** Begin **

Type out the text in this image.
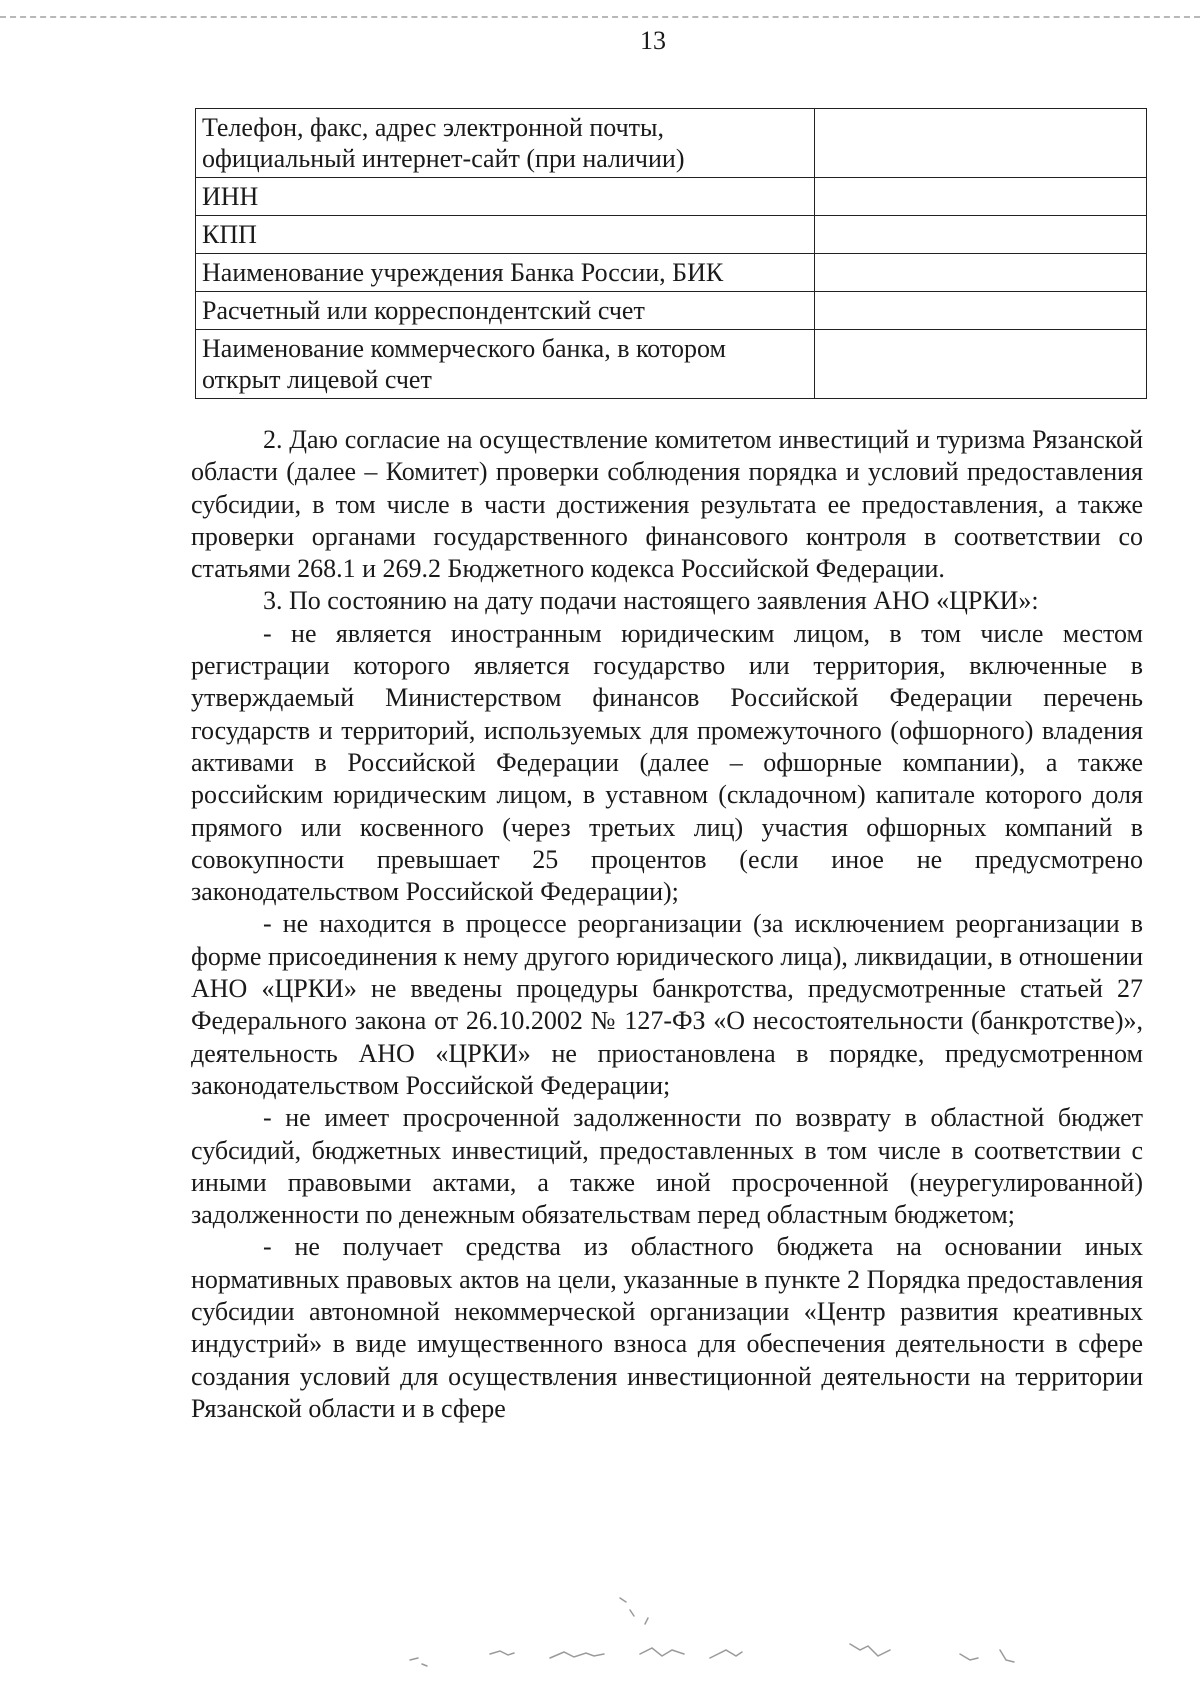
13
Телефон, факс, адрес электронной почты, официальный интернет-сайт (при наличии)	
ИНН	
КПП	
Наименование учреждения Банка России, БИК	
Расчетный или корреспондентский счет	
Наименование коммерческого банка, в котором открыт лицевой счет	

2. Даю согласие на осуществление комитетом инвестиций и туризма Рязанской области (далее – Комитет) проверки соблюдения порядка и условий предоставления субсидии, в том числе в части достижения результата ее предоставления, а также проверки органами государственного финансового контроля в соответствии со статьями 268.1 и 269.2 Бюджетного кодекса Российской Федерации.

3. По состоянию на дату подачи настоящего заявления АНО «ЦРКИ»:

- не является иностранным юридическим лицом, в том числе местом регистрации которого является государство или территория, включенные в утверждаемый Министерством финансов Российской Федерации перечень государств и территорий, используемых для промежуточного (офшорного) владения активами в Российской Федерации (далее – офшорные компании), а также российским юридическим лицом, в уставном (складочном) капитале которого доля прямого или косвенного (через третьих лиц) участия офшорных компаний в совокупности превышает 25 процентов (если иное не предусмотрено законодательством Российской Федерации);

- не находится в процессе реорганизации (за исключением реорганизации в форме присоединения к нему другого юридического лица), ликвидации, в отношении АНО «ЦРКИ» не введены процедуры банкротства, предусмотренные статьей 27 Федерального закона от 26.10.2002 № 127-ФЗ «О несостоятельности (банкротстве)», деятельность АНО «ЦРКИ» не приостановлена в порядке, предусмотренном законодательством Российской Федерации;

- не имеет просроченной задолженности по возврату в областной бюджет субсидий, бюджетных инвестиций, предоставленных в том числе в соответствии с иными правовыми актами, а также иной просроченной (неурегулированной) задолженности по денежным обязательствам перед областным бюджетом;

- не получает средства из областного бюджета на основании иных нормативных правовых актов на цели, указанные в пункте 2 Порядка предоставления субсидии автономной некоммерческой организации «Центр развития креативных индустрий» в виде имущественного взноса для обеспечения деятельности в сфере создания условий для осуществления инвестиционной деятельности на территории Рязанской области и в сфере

** End **

(Given request)
All the records need to be repeated exactly, with the images dropped.

(Solution to this task)
Type out the text in this image.
13
Телефон, факс, адрес электронной почты, официальный интернет-сайт (при наличии)	
ИНН	
КПП	
Наименование учреждения Банка России, БИК	
Расчетный или корреспондентский счет	
Наименование коммерческого банка, в котором открыт лицевой счет	

2. Даю согласие на осуществление комитетом инвестиций и туризма Рязанской области (далее – Комитет) проверки соблюдения порядка и условий предоставления субсидии, в том числе в части достижения результата ее предоставления, а также проверки органами государственного финансового контроля в соответствии со статьями 268.1 и 269.2 Бюджетного кодекса Российской Федерации.

3. По состоянию на дату подачи настоящего заявления АНО «ЦРКИ»:

- не является иностранным юридическим лицом, в том числе местом регистрации которого является государство или территория, включенные в утверждаемый Министерством финансов Российской Федерации перечень государств и территорий, используемых для промежуточного (офшорного) владения активами в Российской Федерации (далее – офшорные компании), а также российским юридическим лицом, в уставном (складочном) капитале которого доля прямого или косвенного (через третьих лиц) участия офшорных компаний в совокупности превышает 25 процентов (если иное не предусмотрено законодательством Российской Федерации);

- не находится в процессе реорганизации (за исключением реорганизации в форме присоединения к нему другого юридического лица), ликвидации, в отношении АНО «ЦРКИ» не введены процедуры банкротства, предусмотренные статьей 27 Федерального закона от 26.10.2002 № 127-ФЗ «О несостоятельности (банкротстве)», деятельность АНО «ЦРКИ» не приостановлена в порядке, предусмотренном законодательством Российской Федерации;

- не имеет просроченной задолженности по возврату в областной бюджет субсидий, бюджетных инвестиций, предоставленных в том числе в соответствии с иными правовыми актами, а также иной просроченной (неурегулированной) задолженности по денежным обязательствам перед областным бюджетом;

- не получает средства из областного бюджета на основании иных нормативных правовых актов на цели, указанные в пункте 2 Порядка предоставления субсидии автономной некоммерческой организации «Центр развития креативных индустрий» в виде имущественного взноса для обеспечения деятельности в сфере создания условий для осуществления инвестиционной деятельности на территории Рязанской области и в сфере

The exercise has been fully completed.